* **What is asked**
Each entry below should be echoed exactly, with pictures omitted.

* **Task material**
-- START --

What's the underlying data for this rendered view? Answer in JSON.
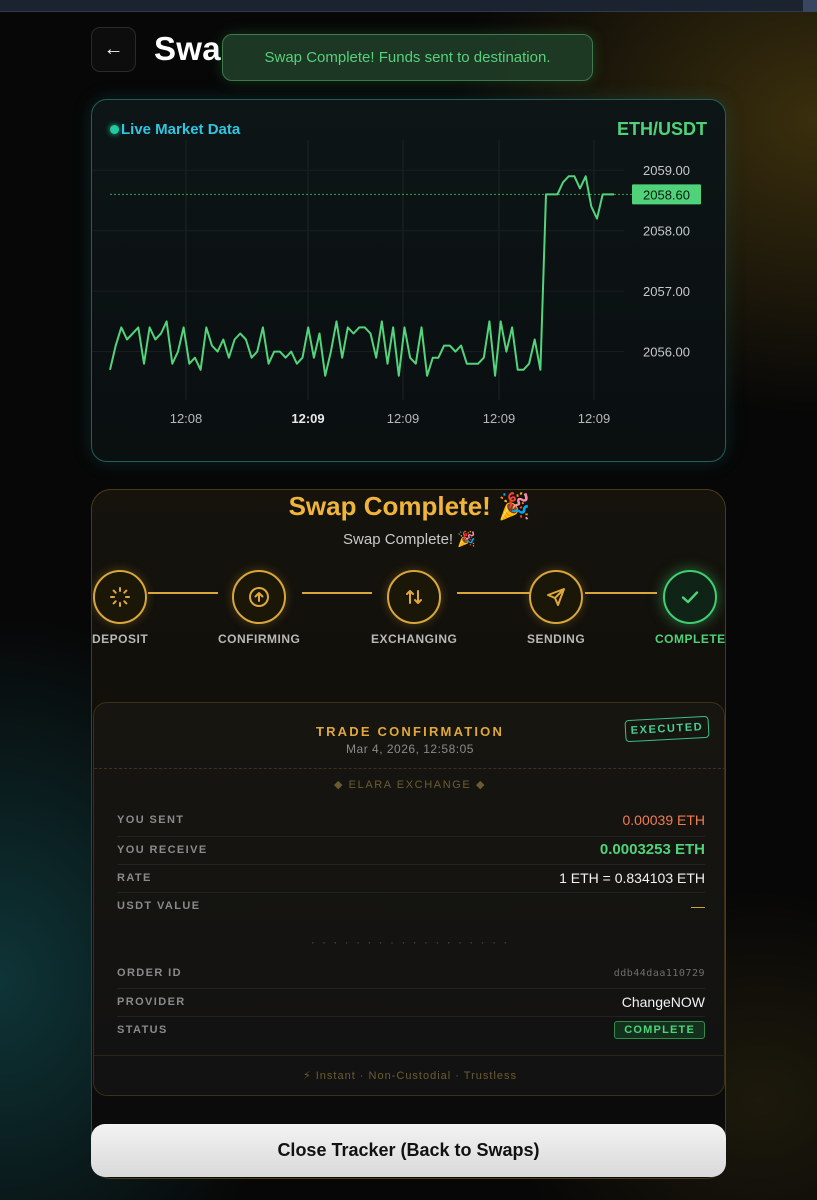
{
  "header": {
    "back_label": "←",
    "title": "Swa"
  },
  "toast": {
    "message": "Swap Complete! Funds sent to destination."
  },
  "market": {
    "live_label": "Live Market Data",
    "pair": "ETH/USDT",
    "current_price_label": "2058.60"
  },
  "chart_data": {
    "type": "line",
    "title": "",
    "xlabel": "",
    "ylabel": "",
    "ylim": [
      2055.2,
      2059.5
    ],
    "yticks": [
      2059.0,
      2058.0,
      2057.0,
      2056.0
    ],
    "ytick_labels": [
      "2059.00",
      "2058.00",
      "2057.00",
      "2056.00"
    ],
    "xtick_labels": [
      "12:08",
      "12:09",
      "12:09",
      "12:09",
      "12:09"
    ],
    "xtick_bold": [
      false,
      true,
      false,
      false,
      false
    ],
    "current_price": 2058.6,
    "grid": true,
    "series": [
      {
        "values": [
          2055.7,
          2056.1,
          2056.4,
          2056.2,
          2056.3,
          2056.4,
          2055.8,
          2056.4,
          2056.2,
          2056.3,
          2056.5,
          2055.8,
          2056.0,
          2056.4,
          2055.8,
          2055.9,
          2055.7,
          2056.4,
          2056.1,
          2056.0,
          2056.2,
          2055.9,
          2056.2,
          2056.3,
          2056.2,
          2055.9,
          2056.0,
          2056.4,
          2055.8,
          2056.0,
          2056.0,
          2055.9,
          2056.0,
          2055.8,
          2055.9,
          2056.4,
          2055.9,
          2056.3,
          2055.6,
          2056.0,
          2056.5,
          2055.9,
          2056.4,
          2056.3,
          2056.4,
          2056.4,
          2056.3,
          2055.9,
          2056.5,
          2055.8,
          2056.4,
          2055.6,
          2056.4,
          2055.9,
          2055.8,
          2056.4,
          2055.6,
          2055.9,
          2055.9,
          2056.1,
          2056.1,
          2056.0,
          2056.1,
          2055.8,
          2055.8,
          2055.8,
          2055.9,
          2056.5,
          2055.6,
          2056.5,
          2056.0,
          2056.4,
          2055.7,
          2055.7,
          2055.8,
          2056.2,
          2055.7,
          2058.6,
          2058.6,
          2058.6,
          2058.8,
          2058.9,
          2058.9,
          2058.7,
          2058.9,
          2058.4,
          2058.2,
          2058.6,
          2058.6,
          2058.6
        ]
      }
    ]
  },
  "tracker": {
    "title": "Swap Complete! 🎉",
    "subtitle": "Swap Complete! 🎉",
    "steps": [
      {
        "label": "DEPOSIT",
        "state": "active"
      },
      {
        "label": "CONFIRMING",
        "state": "active"
      },
      {
        "label": "EXCHANGING",
        "state": "active"
      },
      {
        "label": "SENDING",
        "state": "active"
      },
      {
        "label": "COMPLETE",
        "state": "done"
      }
    ],
    "colors": {
      "gold": "#d9a63a",
      "green": "#3fcf70",
      "orange": "#f07c52"
    }
  },
  "confirmation": {
    "title": "TRADE CONFIRMATION",
    "date": "Mar 4, 2026, 12:58:05",
    "stamp": "EXECUTED",
    "brand": "◆ ELARA EXCHANGE ◆",
    "you_sent_label": "YOU SENT",
    "you_sent_value": "0.00039 ETH",
    "you_receive_label": "YOU RECEIVE",
    "you_receive_value": "0.0003253 ETH",
    "rate_label": "RATE",
    "rate_value": "1 ETH = 0.834103 ETH",
    "usdt_label": "USDT VALUE",
    "usdt_value": "—",
    "dots": "· · · · · · · · · · · · · · · · · ·",
    "order_id_label": "ORDER ID",
    "order_id_value": "ddb44daa110729",
    "provider_label": "PROVIDER",
    "provider_value": "ChangeNOW",
    "status_label": "STATUS",
    "status_value": "COMPLETE",
    "footer": "⚡ Instant · Non-Custodial · Trustless"
  },
  "close_button": {
    "label": "Close Tracker (Back to Swaps)"
  }
}
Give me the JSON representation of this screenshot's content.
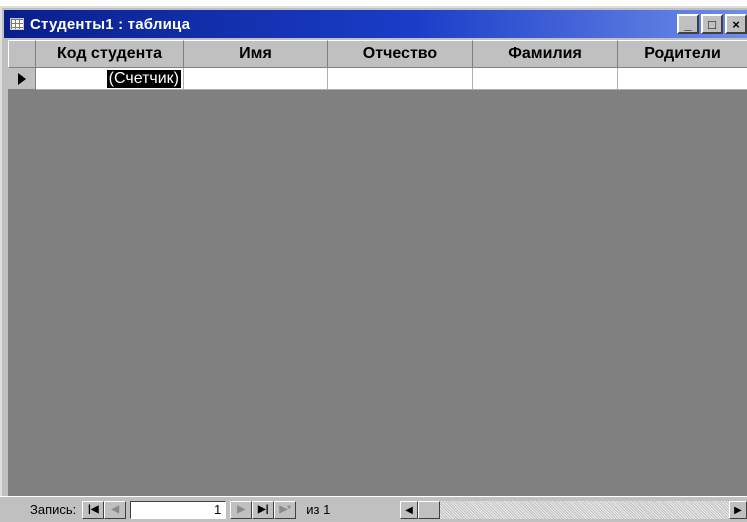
{
  "window": {
    "title": "Студенты1 : таблица",
    "buttons": {
      "minimize": "_",
      "maximize": "□",
      "close": "×"
    }
  },
  "table": {
    "columns": [
      "Код студента",
      "Имя",
      "Отчество",
      "Фамилия",
      "Родители"
    ],
    "new_row": {
      "selector_icon": "current-row-arrow-icon",
      "counter_value": "(Счетчик)",
      "values": [
        "",
        "",
        "",
        ""
      ]
    }
  },
  "status": {
    "record_label": "Запись:",
    "current_record": "1",
    "of_label": "из 1",
    "nav": {
      "first": "|◀",
      "prev": "◀",
      "next": "▶",
      "last": "▶|",
      "new": "▶*"
    }
  },
  "colors": {
    "titlebar": "#0a1f8c",
    "grid_background": "#808080",
    "chrome": "#c0c0c0"
  }
}
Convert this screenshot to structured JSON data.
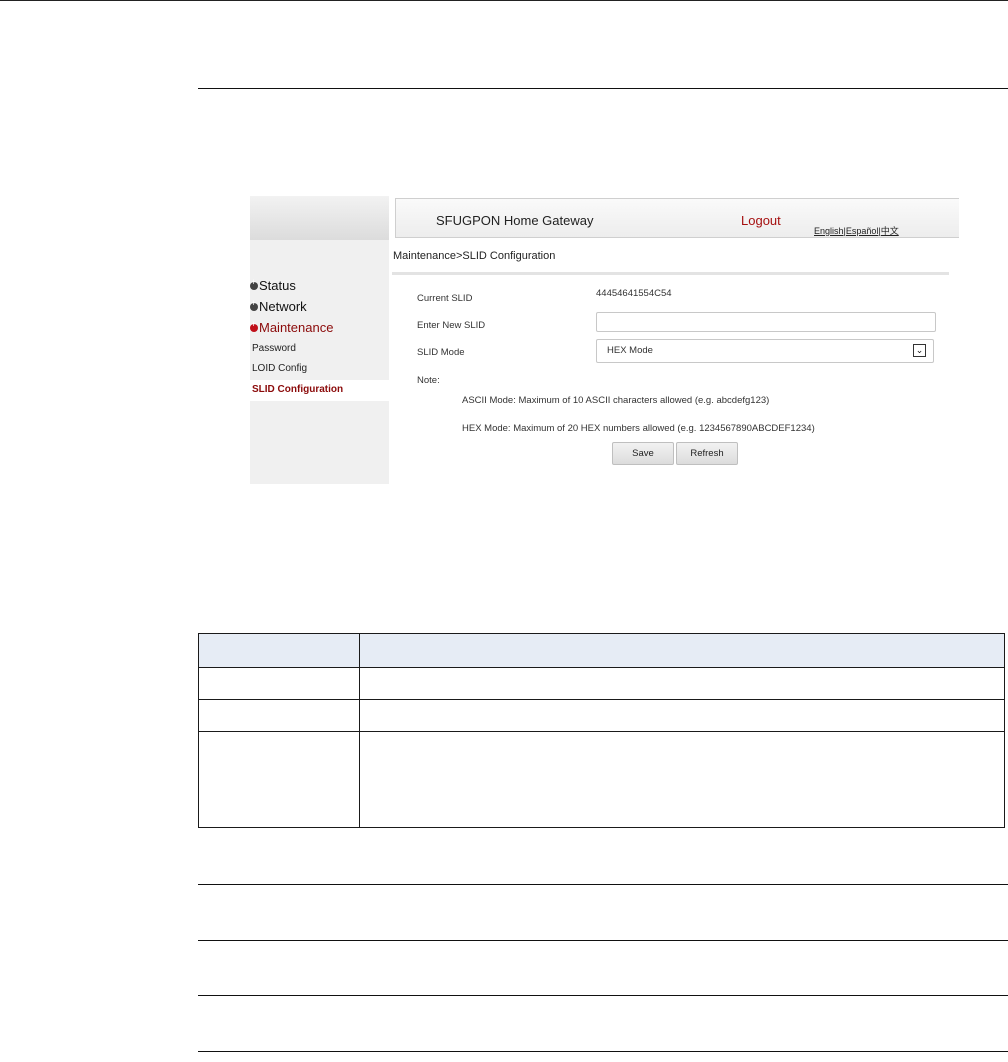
{
  "gateway": {
    "title": "SFUGPON Home Gateway",
    "logout": "Logout",
    "languages": [
      "English",
      "Español",
      "中文"
    ],
    "breadcrumb": "Maintenance>SLID Configuration",
    "nav": {
      "status": "Status",
      "network": "Network",
      "maintenance": "Maintenance",
      "password": "Password",
      "loid_config": "LOID Config",
      "slid_configuration": "SLID Configuration"
    },
    "form": {
      "current_slid_label": "Current SLID",
      "current_slid_value": "44454641554C54",
      "new_slid_label": "Enter New SLID",
      "new_slid_value": "",
      "slid_mode_label": "SLID Mode",
      "slid_mode_value": "HEX Mode",
      "note_label": "Note:",
      "note_ascii": "ASCII Mode: Maximum of 10 ASCII characters allowed (e.g. abcdefg123)",
      "note_hex": "HEX Mode: Maximum of 20 HEX numbers allowed (e.g. 1234567890ABCDEF1234)"
    },
    "buttons": {
      "save": "Save",
      "refresh": "Refresh"
    }
  },
  "colors": {
    "accent": "#a50f0f",
    "table_header": "#e6ecf5"
  }
}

-- END --

* **Exercise result**
What's the underlying data for this rendered view? Answer in JSON.
{
  "header": {
    "back_label": "←",
    "title": "Swa"
  },
  "toast": {
    "message": "Swap Complete! Funds sent to destination."
  },
  "market": {
    "live_label": "Live Market Data",
    "pair": "ETH/USDT",
    "current_price_label": "2058.60"
  },
  "chart_data": {
    "type": "line",
    "title": "",
    "xlabel": "",
    "ylabel": "",
    "ylim": [
      2055.2,
      2059.5
    ],
    "yticks": [
      2059.0,
      2058.0,
      2057.0,
      2056.0
    ],
    "ytick_labels": [
      "2059.00",
      "2058.00",
      "2057.00",
      "2056.00"
    ],
    "xtick_labels": [
      "12:08",
      "12:09",
      "12:09",
      "12:09",
      "12:09"
    ],
    "xtick_bold": [
      false,
      true,
      false,
      false,
      false
    ],
    "current_price": 2058.6,
    "grid": true,
    "series": [
      {
        "values": [
          2055.7,
          2056.1,
          2056.4,
          2056.2,
          2056.3,
          2056.4,
          2055.8,
          2056.4,
          2056.2,
          2056.3,
          2056.5,
          2055.8,
          2056.0,
          2056.4,
          2055.8,
          2055.9,
          2055.7,
          2056.4,
          2056.1,
          2056.0,
          2056.2,
          2055.9,
          2056.2,
          2056.3,
          2056.2,
          2055.9,
          2056.0,
          2056.4,
          2055.8,
          2056.0,
          2056.0,
          2055.9,
          2056.0,
          2055.8,
          2055.9,
          2056.4,
          2055.9,
          2056.3,
          2055.6,
          2056.0,
          2056.5,
          2055.9,
          2056.4,
          2056.3,
          2056.4,
          2056.4,
          2056.3,
          2055.9,
          2056.5,
          2055.8,
          2056.4,
          2055.6,
          2056.4,
          2055.9,
          2055.8,
          2056.4,
          2055.6,
          2055.9,
          2055.9,
          2056.1,
          2056.1,
          2056.0,
          2056.1,
          2055.8,
          2055.8,
          2055.8,
          2055.9,
          2056.5,
          2055.6,
          2056.5,
          2056.0,
          2056.4,
          2055.7,
          2055.7,
          2055.8,
          2056.2,
          2055.7,
          2058.6,
          2058.6,
          2058.6,
          2058.8,
          2058.9,
          2058.9,
          2058.7,
          2058.9,
          2058.4,
          2058.2,
          2058.6,
          2058.6,
          2058.6
        ]
      }
    ]
  },
  "tracker": {
    "title": "Swap Complete! 🎉",
    "subtitle": "Swap Complete! 🎉",
    "steps": [
      {
        "label": "DEPOSIT",
        "state": "active"
      },
      {
        "label": "CONFIRMING",
        "state": "active"
      },
      {
        "label": "EXCHANGING",
        "state": "active"
      },
      {
        "label": "SENDING",
        "state": "active"
      },
      {
        "label": "COMPLETE",
        "state": "done"
      }
    ],
    "colors": {
      "gold": "#d9a63a",
      "green": "#3fcf70",
      "orange": "#f07c52"
    }
  },
  "confirmation": {
    "title": "TRADE CONFIRMATION",
    "date": "Mar 4, 2026, 12:58:05",
    "stamp": "EXECUTED",
    "brand": "◆ ELARA EXCHANGE ◆",
    "you_sent_label": "YOU SENT",
    "you_sent_value": "0.00039 ETH",
    "you_receive_label": "YOU RECEIVE",
    "you_receive_value": "0.0003253 ETH",
    "rate_label": "RATE",
    "rate_value": "1 ETH = 0.834103 ETH",
    "usdt_label": "USDT VALUE",
    "usdt_value": "—",
    "dots": "· · · · · · · · · · · · · · · · · ·",
    "order_id_label": "ORDER ID",
    "order_id_value": "ddb44daa110729",
    "provider_label": "PROVIDER",
    "provider_value": "ChangeNOW",
    "status_label": "STATUS",
    "status_value": "COMPLETE",
    "footer": "⚡ Instant · Non-Custodial · Trustless"
  },
  "close_button": {
    "label": "Close Tracker (Back to Swaps)"
  }
}
Give me the JSON representation of this screenshot's content.
{
  "window": {
    "title": "Студенты1 : таблица",
    "buttons": {
      "minimize": "_",
      "maximize": "□",
      "close": "×"
    }
  },
  "table": {
    "columns": [
      "Код студента",
      "Имя",
      "Отчество",
      "Фамилия",
      "Родители"
    ],
    "new_row": {
      "selector_icon": "current-row-arrow-icon",
      "counter_value": "(Счетчик)",
      "values": [
        "",
        "",
        "",
        ""
      ]
    }
  },
  "status": {
    "record_label": "Запись:",
    "current_record": "1",
    "of_label": "из 1",
    "nav": {
      "first": "|◀",
      "prev": "◀",
      "next": "▶",
      "last": "▶|",
      "new": "▶*"
    }
  },
  "colors": {
    "titlebar": "#0a1f8c",
    "grid_background": "#808080",
    "chrome": "#c0c0c0"
  }
}
Convert this screenshot to structured JSON data.
{
  "gateway": {
    "title": "SFUGPON Home Gateway",
    "logout": "Logout",
    "languages": [
      "English",
      "Español",
      "中文"
    ],
    "breadcrumb": "Maintenance>SLID Configuration",
    "nav": {
      "status": "Status",
      "network": "Network",
      "maintenance": "Maintenance",
      "password": "Password",
      "loid_config": "LOID Config",
      "slid_configuration": "SLID Configuration"
    },
    "form": {
      "current_slid_label": "Current SLID",
      "current_slid_value": "44454641554C54",
      "new_slid_label": "Enter New SLID",
      "new_slid_value": "",
      "slid_mode_label": "SLID Mode",
      "slid_mode_value": "HEX Mode",
      "note_label": "Note:",
      "note_ascii": "ASCII Mode: Maximum of 10 ASCII characters allowed (e.g. abcdefg123)",
      "note_hex": "HEX Mode: Maximum of 20 HEX numbers allowed (e.g. 1234567890ABCDEF1234)"
    },
    "buttons": {
      "save": "Save",
      "refresh": "Refresh"
    }
  },
  "colors": {
    "accent": "#a50f0f",
    "table_header": "#e6ecf5"
  }
}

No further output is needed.